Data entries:
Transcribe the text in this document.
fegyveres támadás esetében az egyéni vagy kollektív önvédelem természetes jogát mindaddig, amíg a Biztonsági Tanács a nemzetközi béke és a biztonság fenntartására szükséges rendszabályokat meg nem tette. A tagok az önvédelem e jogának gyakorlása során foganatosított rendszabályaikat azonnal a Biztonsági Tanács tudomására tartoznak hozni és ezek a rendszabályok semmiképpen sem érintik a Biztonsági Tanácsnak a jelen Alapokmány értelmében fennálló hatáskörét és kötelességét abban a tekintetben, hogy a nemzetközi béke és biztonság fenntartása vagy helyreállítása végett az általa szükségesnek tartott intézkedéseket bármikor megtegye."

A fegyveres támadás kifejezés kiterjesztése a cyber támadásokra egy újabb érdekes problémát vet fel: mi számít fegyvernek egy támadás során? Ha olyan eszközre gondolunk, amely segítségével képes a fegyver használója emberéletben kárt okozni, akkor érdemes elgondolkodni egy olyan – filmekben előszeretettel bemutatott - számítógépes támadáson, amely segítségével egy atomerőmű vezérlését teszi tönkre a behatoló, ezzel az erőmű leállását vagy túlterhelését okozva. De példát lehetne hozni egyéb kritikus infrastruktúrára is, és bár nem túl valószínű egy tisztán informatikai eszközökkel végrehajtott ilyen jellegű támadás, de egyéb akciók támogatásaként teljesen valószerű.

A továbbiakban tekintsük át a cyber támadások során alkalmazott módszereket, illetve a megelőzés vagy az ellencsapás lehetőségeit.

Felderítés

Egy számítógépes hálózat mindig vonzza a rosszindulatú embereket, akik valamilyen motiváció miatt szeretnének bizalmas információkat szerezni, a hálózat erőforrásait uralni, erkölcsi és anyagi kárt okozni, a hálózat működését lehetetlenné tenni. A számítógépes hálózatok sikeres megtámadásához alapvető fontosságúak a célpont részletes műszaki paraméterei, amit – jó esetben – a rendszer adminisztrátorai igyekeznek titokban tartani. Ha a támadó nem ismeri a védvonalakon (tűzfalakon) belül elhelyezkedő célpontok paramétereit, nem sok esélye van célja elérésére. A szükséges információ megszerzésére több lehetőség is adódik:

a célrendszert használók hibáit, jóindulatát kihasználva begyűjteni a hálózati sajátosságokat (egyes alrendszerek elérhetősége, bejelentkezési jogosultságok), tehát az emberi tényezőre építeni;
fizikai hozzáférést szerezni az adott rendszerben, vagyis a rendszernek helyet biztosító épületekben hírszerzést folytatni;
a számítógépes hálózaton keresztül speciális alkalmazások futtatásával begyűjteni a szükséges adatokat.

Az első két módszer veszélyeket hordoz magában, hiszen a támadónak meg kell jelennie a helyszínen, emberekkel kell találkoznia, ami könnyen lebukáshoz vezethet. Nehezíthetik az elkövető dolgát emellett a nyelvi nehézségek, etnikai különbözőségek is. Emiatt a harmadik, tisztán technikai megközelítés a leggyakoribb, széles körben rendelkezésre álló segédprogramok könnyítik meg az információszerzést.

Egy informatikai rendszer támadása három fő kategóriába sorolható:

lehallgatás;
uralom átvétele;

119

- [Instructions to follow]: Only the number is wanted: how many lines of the data contain the word "informatikai"?

- [Solution to this problem]: 2